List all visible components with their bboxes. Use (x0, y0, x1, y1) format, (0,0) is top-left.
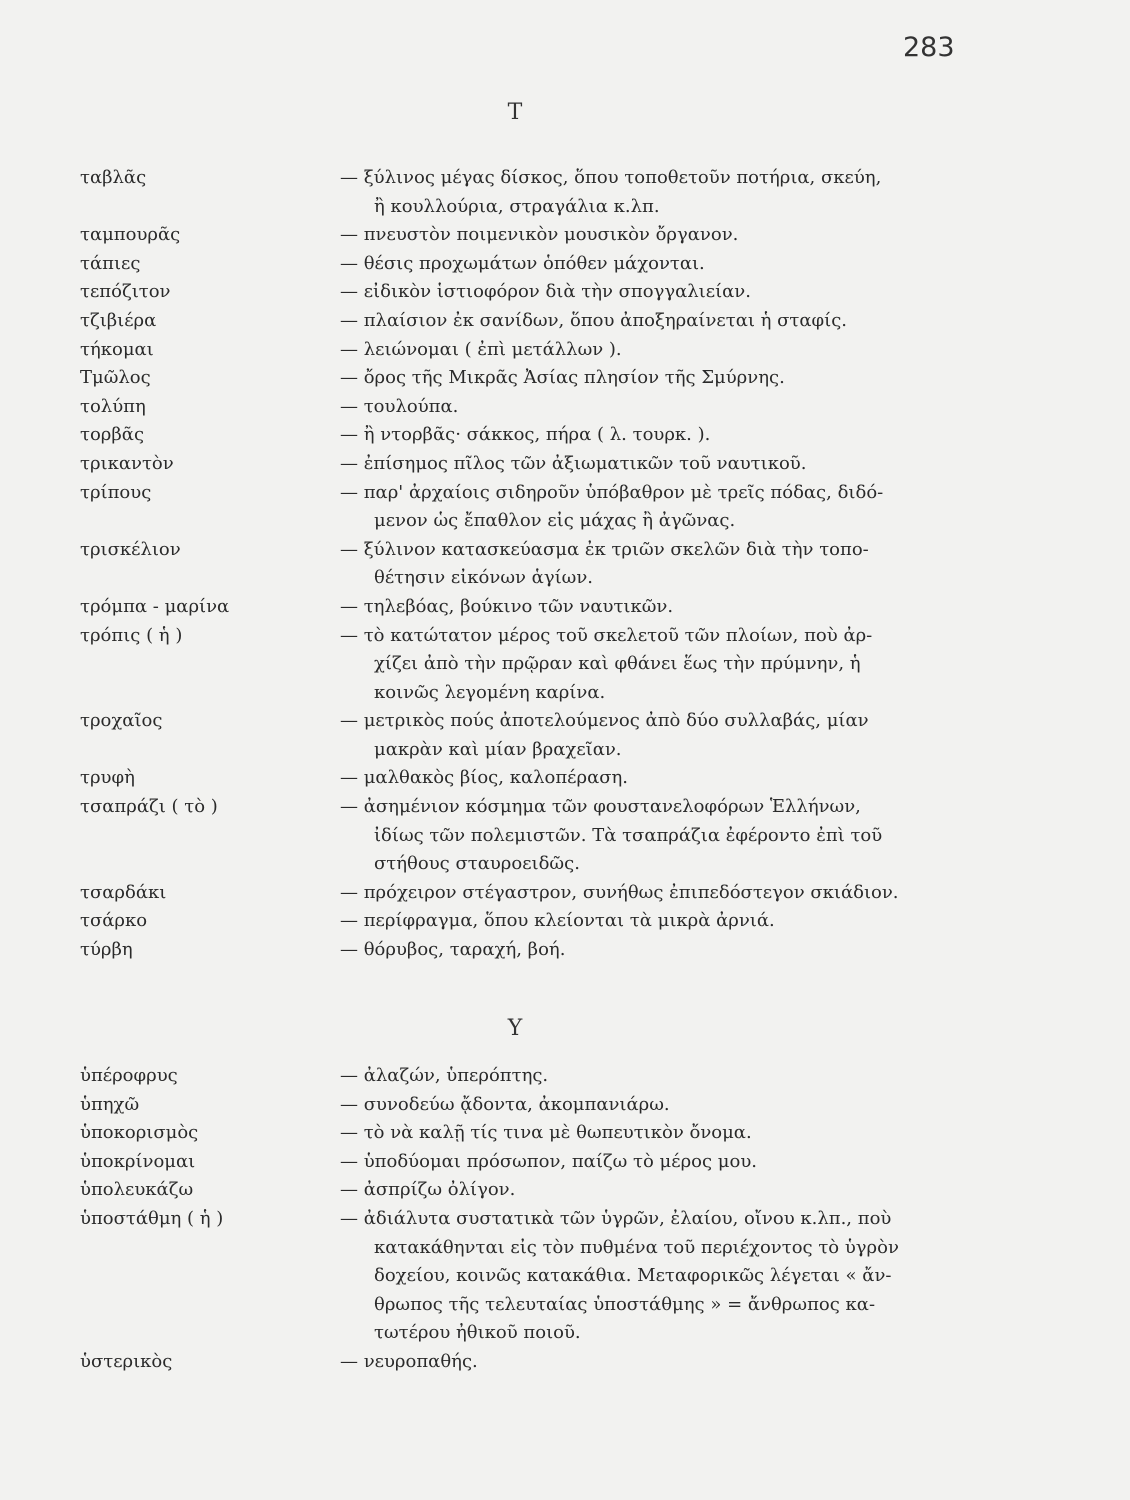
entry-definition (340, 164, 960, 221)
definition-line: δοχείου, κοινῶς κατακάθια. Μεταφορικῶς λέγεται « ἄν- (374, 1265, 892, 1287)
entry-definition (340, 536, 960, 593)
glossary-entry (80, 936, 960, 965)
entry-definition (340, 364, 960, 393)
glossary-entry (80, 164, 960, 221)
definition-line: κοινῶς λεγομένη καρίνα. (374, 681, 606, 703)
glossary-entry (80, 479, 960, 536)
glossary-entry (80, 622, 960, 708)
glossary-entry (80, 536, 960, 593)
definition-line: — παρ' ἀρχαίοις σιδηροῦν ὑπόβαθρον μὲ τρεῖς πόδας, διδό- (340, 481, 884, 503)
glossary-entry (80, 1176, 960, 1205)
glossary-entry (80, 221, 960, 250)
entry-term: τρισκέλιον (80, 538, 181, 560)
definition-line: — ξύλινος μέγας δίσκος, ὅπου τοποθετοῦν ποτήρια, σκεύη, (340, 167, 882, 188)
entry-term: ὑπολευκάζω (80, 1179, 194, 1201)
definition-line: στήθους σταυροειδῶς. (374, 853, 580, 875)
glossary-entry (80, 336, 960, 365)
entry-term: τολύπη (80, 395, 146, 417)
definition-line: — πλαίσιον ἐκ σανίδων, ὅπου ἀποξηραίνεται ἡ σταφίς. (340, 309, 848, 331)
entry-definition (340, 907, 960, 936)
definition-line: — ἀσπρίζω ὀλίγον. (340, 1179, 516, 1201)
entry-definition (340, 1205, 960, 1348)
section-letter-tau: Τ (507, 100, 523, 125)
entry-definition (340, 936, 960, 965)
definition-line: θρωπος τῆς τελευταίας ὑποστάθμης » = ἄνθρωπος κα- (374, 1293, 876, 1315)
entry-definition (340, 250, 960, 279)
glossary-entry (80, 250, 960, 279)
glossary-entry (80, 307, 960, 336)
entry-definition (340, 421, 960, 450)
entry-definition (340, 450, 960, 479)
definition-line: — ἀδιάλυτα συστατικὰ τῶν ὑγρῶν, ἐλαίου, οἴνου κ.λπ., ποὺ (340, 1207, 892, 1229)
entry-definition (340, 622, 960, 708)
definition-line: — νευροπαθής. (340, 1350, 478, 1372)
definition-line: — θέσις προχωμάτων ὁπόθεν μάχονται. (340, 252, 705, 274)
glossary-entry (80, 1348, 960, 1377)
entry-definition (340, 479, 960, 536)
entry-term: τεπόζιτον (80, 281, 171, 303)
entry-definition (340, 764, 960, 793)
glossary-entry (80, 793, 960, 879)
entry-term: τύρβη (80, 939, 133, 961)
glossary-entry (80, 1205, 960, 1348)
glossary-entry (80, 278, 960, 307)
entry-term: τρόμπα - μαρίνα (80, 595, 230, 617)
glossary-entry (80, 1119, 960, 1148)
entry-term: τσαρδάκι (80, 881, 167, 903)
glossary-entry (80, 393, 960, 422)
glossary-entry (80, 879, 960, 908)
entry-definition (340, 1119, 960, 1148)
definition-line: ἰδίως τῶν πολεμιστῶν. Τὰ τσαπράζια ἐφέροντο ἐπὶ τοῦ (374, 824, 883, 846)
glossary-entry (80, 450, 960, 479)
glossary-entry (80, 1091, 960, 1120)
entry-term: Τμῶλος (80, 367, 151, 389)
entry-term: ταμπουρᾶς (80, 224, 181, 246)
glossary-entry (80, 764, 960, 793)
glossary-entry (80, 907, 960, 936)
definition-line: — τὸ νὰ καλῇ τίς τινα μὲ θωπευτικὸν ὄνομα. (340, 1122, 752, 1144)
entry-term: τορβᾶς (80, 424, 145, 446)
definition-line: τωτέρου ἠθικοῦ ποιοῦ. (374, 1322, 581, 1344)
definition-line: — μετρικὸς πούς ἀποτελούμενος ἀπὸ δύο συλλαβάς, μίαν (340, 710, 869, 732)
glossary-entry (80, 1148, 960, 1177)
definition-line: — περίφραγμα, ὅπου κλείονται τὰ μικρὰ ἀρνιά. (340, 910, 775, 932)
entry-term: τζιβιέρα (80, 309, 157, 331)
definition-line: — θόρυβος, ταραχή, βοή. (340, 939, 566, 961)
entry-definition (340, 593, 960, 622)
entry-definition (340, 278, 960, 307)
entry-term: τσάρκο (80, 910, 148, 932)
glossary-entry (80, 364, 960, 393)
definition-line: — συνοδεύω ᾄδοντα, ἀκομπανιάρω. (340, 1093, 670, 1115)
entry-definition (340, 393, 960, 422)
glossary-section-tau (80, 164, 960, 965)
section-letter-upsilon: Υ (507, 1016, 523, 1041)
definition-line: — μαλθακὸς βίος, καλοπέραση. (340, 767, 629, 789)
entry-term: ὑποκρίνομαι (80, 1150, 196, 1172)
entry-term: ὑστερικὸς (80, 1350, 173, 1372)
definition-line: ἢ κουλλούρια, στραγάλια κ.λπ. (374, 195, 660, 217)
entry-definition (340, 307, 960, 336)
entry-term: τρίπους (80, 481, 152, 503)
definition-line: — ἀλαζών, ὑπερόπτης. (340, 1065, 549, 1086)
glossary-section-upsilon (80, 1062, 960, 1377)
definition-line: — ὄρος τῆς Μικρᾶς Ἀσίας πλησίον τῆς Σμύρνης. (340, 367, 785, 389)
entry-definition (340, 1148, 960, 1177)
entry-term: ὑπηχῶ (80, 1093, 140, 1115)
definition-line: — ἐπίσημος πῖλος τῶν ἀξιωματικῶν τοῦ ναυτικοῦ. (340, 452, 807, 474)
glossary-entry (80, 421, 960, 450)
definition-line: θέτησιν εἰκόνων ἁγίων. (374, 567, 593, 589)
entry-term: ὑποκορισμὸς (80, 1122, 199, 1144)
definition-line: — ὑποδύομαι πρόσωπον, παίζω τὸ μέρος μου. (340, 1150, 758, 1172)
definition-line: μακρὰν καὶ μίαν βραχεῖαν. (374, 738, 622, 760)
definition-line: — τὸ κατώτατον μέρος τοῦ σκελετοῦ τῶν πλοίων, ποὺ ἀρ- (340, 624, 873, 646)
definition-line: κατακάθηνται εἰς τὸν πυθμένα τοῦ περιέχοντος τὸ ὑγρὸν (374, 1236, 899, 1258)
entry-term: ὑποστάθμη ( ἡ ) (80, 1207, 224, 1229)
entry-definition (340, 1062, 960, 1091)
definition-line: — ξύλινον κατασκεύασμα ἐκ τριῶν σκελῶν διὰ τὴν τοπο- (340, 538, 869, 560)
definition-line: — ἢ ντορβᾶς· σάκκος, πήρα ( λ. τουρκ. ). (340, 424, 711, 446)
definition-line: — τουλούπα. (340, 395, 459, 417)
entry-term: ὑπέροφρυς (80, 1065, 178, 1086)
definition-line: — ἀσημένιον κόσμημα τῶν φουστανελοφόρων Ἑλλήνων, (340, 796, 861, 818)
entry-term: τρικαντὸν (80, 452, 174, 474)
page-number: 283 (903, 32, 955, 63)
entry-term: τρόπις ( ἡ ) (80, 624, 183, 646)
entry-term: τρυφὴ (80, 767, 135, 789)
definition-line: — πρόχειρον στέγαστρον, συνήθως ἐπιπεδόστεγον σκιάδιον. (340, 881, 899, 903)
entry-definition (340, 336, 960, 365)
entry-definition (340, 879, 960, 908)
glossary-entry (80, 593, 960, 622)
glossary-entry (80, 707, 960, 764)
entry-definition (340, 707, 960, 764)
definition-line: μενον ὡς ἔπαθλον εἰς μάχας ἢ ἀγῶνας. (374, 510, 736, 532)
entry-term: τροχαῖος (80, 710, 163, 732)
entry-term: τήκομαι (80, 338, 154, 360)
definition-line: — πνευστὸν ποιμενικὸν μουσικὸν ὄργανον. (340, 224, 739, 246)
entry-term: ταβλᾶς (80, 167, 147, 188)
definition-line: — τηλεβόας, βούκινο τῶν ναυτικῶν. (340, 595, 674, 617)
entry-definition (340, 1176, 960, 1205)
entry-definition (340, 1348, 960, 1377)
definition-line: — εἰδικὸν ἱστιοφόρον διὰ τὴν σπογγαλιείαν. (340, 281, 751, 303)
entry-term: τάπιες (80, 252, 141, 274)
entry-definition (340, 221, 960, 250)
glossary-entry (80, 1062, 960, 1091)
definition-line: χίζει ἀπὸ τὴν πρῷραν καὶ φθάνει ἕως τὴν πρύμνην, ἡ (374, 653, 861, 675)
entry-definition (340, 1091, 960, 1120)
definition-line: — λειώνομαι ( ἐπὶ μετάλλων ). (340, 338, 622, 360)
entry-definition (340, 793, 960, 879)
entry-term: τσαπράζι ( τὸ ) (80, 796, 218, 818)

**STATED TASK:** Rewrite the entries starting with the line that contains "entry-definition (340, 164, 960, 221)" and going on through the line that contains "definition-line: θρωπος τῆς", replacing "glossary-entry" with "dictionary-entry" and leaving everything else unchanged. Give only those lines.

**ANSWER FOR THIS EXERCISE:**
entry-definition (340, 164, 960, 221)
definition-line: δοχείου, κοινῶς κατακάθια. Μεταφορικῶς λέγεται « ἄν- (374, 1265, 892, 1287)
entry-definition (340, 536, 960, 593)
dictionary-entry (80, 936, 960, 965)
entry-definition (340, 364, 960, 393)
dictionary-entry (80, 164, 960, 221)
definition-line: κοινῶς λεγομένη καρίνα. (374, 681, 606, 703)
dictionary-entry (80, 479, 960, 536)
dictionary-entry (80, 622, 960, 708)
dictionary-entry (80, 536, 960, 593)
definition-line: — παρ' ἀρχαίοις σιδηροῦν ὑπόβαθρον μὲ τρεῖς πόδας, διδό- (340, 481, 884, 503)
dictionary-entry (80, 1176, 960, 1205)
dictionary-entry (80, 221, 960, 250)
entry-term: τρισκέλιον (80, 538, 181, 560)
definition-line: — ξύλινος μέγας δίσκος, ὅπου τοποθετοῦν ποτήρια, σκεύη, (340, 167, 882, 188)
entry-term: ὑπολευκάζω (80, 1179, 194, 1201)
definition-line: στήθους σταυροειδῶς. (374, 853, 580, 875)
dictionary-entry (80, 336, 960, 365)
entry-term: τολύπη (80, 395, 146, 417)
definition-line: — πλαίσιον ἐκ σανίδων, ὅπου ἀποξηραίνεται ἡ σταφίς. (340, 309, 848, 331)
entry-definition (340, 907, 960, 936)
definition-line: — ἀσπρίζω ὀλίγον. (340, 1179, 516, 1201)
entry-definition (340, 1205, 960, 1348)
section-letter-tau: Τ (507, 100, 523, 125)
entry-definition (340, 936, 960, 965)
definition-line: θρωπος τῆς τελευταίας ὑποστάθμης » = ἄνθρωπος κα- (374, 1293, 876, 1315)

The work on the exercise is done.